» **Task goal**
Filter out everything except lines holding "name".

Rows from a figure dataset
□ □ □ □

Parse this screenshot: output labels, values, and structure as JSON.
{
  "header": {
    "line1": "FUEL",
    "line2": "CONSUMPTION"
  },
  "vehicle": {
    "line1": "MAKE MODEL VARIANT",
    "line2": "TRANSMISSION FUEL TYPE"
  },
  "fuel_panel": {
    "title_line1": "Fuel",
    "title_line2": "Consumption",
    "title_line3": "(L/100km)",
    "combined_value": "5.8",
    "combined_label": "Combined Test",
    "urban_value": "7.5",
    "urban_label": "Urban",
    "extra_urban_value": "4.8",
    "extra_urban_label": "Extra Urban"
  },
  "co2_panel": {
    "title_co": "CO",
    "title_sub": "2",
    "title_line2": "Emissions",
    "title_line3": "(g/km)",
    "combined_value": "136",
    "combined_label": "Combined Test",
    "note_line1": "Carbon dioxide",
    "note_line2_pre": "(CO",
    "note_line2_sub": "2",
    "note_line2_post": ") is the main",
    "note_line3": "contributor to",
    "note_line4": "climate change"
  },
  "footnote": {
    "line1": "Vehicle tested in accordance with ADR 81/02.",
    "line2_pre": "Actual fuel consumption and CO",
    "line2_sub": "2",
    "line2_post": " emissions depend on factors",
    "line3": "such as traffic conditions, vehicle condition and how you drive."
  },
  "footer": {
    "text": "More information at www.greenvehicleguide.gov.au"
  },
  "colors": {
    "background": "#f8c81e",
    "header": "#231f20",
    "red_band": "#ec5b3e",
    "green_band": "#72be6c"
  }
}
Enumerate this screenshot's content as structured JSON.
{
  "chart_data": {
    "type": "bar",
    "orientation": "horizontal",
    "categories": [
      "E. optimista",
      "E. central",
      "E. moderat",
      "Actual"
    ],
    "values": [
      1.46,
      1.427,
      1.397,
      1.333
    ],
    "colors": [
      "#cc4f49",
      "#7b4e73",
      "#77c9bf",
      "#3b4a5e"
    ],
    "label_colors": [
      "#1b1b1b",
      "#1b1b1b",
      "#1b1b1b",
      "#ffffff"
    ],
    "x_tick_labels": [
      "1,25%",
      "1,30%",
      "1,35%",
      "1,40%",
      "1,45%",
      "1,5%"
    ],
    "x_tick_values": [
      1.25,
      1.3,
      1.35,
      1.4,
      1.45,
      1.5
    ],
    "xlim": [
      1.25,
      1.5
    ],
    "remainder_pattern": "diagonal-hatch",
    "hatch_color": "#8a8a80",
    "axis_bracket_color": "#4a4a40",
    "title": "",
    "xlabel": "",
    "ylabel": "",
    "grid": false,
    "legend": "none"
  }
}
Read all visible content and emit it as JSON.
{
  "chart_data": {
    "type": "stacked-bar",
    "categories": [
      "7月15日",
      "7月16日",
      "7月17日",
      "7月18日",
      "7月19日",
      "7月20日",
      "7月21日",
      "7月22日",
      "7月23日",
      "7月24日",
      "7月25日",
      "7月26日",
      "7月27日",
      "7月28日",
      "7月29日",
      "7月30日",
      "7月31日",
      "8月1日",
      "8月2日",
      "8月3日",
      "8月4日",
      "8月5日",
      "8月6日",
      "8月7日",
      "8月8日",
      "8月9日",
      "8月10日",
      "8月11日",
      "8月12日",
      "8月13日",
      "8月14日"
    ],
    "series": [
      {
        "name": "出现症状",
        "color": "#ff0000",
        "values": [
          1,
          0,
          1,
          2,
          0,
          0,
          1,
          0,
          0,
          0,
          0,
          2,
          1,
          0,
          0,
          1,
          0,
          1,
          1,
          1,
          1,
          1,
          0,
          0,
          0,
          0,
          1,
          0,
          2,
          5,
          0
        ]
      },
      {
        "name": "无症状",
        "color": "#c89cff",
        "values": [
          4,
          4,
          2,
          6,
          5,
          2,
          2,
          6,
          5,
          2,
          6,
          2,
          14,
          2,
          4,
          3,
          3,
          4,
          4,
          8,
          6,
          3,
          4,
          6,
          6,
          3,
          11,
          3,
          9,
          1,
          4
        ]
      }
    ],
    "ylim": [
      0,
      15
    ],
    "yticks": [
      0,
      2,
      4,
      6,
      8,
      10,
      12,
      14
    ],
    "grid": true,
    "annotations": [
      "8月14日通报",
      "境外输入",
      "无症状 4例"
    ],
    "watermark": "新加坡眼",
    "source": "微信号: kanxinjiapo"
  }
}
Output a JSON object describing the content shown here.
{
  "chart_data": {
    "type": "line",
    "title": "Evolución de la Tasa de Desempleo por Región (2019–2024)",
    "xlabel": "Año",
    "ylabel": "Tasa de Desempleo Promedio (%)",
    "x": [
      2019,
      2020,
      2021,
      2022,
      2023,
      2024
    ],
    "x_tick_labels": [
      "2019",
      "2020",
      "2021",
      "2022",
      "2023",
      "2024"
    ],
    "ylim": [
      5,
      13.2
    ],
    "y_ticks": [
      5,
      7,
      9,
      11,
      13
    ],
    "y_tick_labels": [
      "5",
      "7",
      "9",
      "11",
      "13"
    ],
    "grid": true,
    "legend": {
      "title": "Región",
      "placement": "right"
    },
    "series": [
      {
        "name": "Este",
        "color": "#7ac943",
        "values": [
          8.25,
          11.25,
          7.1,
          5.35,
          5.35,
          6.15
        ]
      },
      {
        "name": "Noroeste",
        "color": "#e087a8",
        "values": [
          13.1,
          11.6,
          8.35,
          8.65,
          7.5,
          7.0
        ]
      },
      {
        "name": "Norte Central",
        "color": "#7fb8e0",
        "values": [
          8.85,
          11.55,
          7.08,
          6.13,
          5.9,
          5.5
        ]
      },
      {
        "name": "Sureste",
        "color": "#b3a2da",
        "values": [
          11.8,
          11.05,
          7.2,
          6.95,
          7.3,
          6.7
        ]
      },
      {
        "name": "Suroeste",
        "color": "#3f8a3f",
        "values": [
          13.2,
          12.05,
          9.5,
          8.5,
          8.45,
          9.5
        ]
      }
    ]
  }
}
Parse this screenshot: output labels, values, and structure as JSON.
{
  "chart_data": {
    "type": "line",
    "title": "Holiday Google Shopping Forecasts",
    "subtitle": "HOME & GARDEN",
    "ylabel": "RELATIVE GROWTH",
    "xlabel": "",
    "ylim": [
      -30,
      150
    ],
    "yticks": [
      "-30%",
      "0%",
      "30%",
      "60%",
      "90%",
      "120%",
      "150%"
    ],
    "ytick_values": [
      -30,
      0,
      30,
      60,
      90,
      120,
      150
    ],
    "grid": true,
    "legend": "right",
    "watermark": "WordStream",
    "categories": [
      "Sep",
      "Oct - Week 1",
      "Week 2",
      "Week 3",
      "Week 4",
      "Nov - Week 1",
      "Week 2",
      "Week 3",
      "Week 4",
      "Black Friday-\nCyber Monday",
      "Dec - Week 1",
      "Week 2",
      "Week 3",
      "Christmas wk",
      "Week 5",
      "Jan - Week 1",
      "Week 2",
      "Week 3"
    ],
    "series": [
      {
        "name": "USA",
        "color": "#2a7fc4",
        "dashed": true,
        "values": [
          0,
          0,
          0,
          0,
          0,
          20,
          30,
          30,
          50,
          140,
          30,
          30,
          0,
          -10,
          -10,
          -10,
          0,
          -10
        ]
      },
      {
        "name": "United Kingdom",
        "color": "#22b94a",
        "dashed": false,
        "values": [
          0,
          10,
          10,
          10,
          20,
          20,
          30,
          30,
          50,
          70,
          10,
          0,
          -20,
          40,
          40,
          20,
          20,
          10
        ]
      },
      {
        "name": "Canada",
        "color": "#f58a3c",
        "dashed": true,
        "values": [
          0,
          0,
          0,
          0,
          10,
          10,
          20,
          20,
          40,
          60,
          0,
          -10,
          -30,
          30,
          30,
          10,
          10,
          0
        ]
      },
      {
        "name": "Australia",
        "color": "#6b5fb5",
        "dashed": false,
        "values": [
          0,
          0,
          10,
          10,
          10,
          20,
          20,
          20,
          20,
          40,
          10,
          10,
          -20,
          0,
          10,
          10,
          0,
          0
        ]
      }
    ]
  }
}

□ □ □ □

» **Worked solution**
        "name": "出现症状",
        "name": "无症状",
        "name": "Este",
        "name": "Noroeste",
        "name": "Norte Central",
        "name": "Sureste",
        "name": "Suroeste",
        "name": "USA",
        "name": "United Kingdom",
        "name": "Canada",
        "name": "Australia",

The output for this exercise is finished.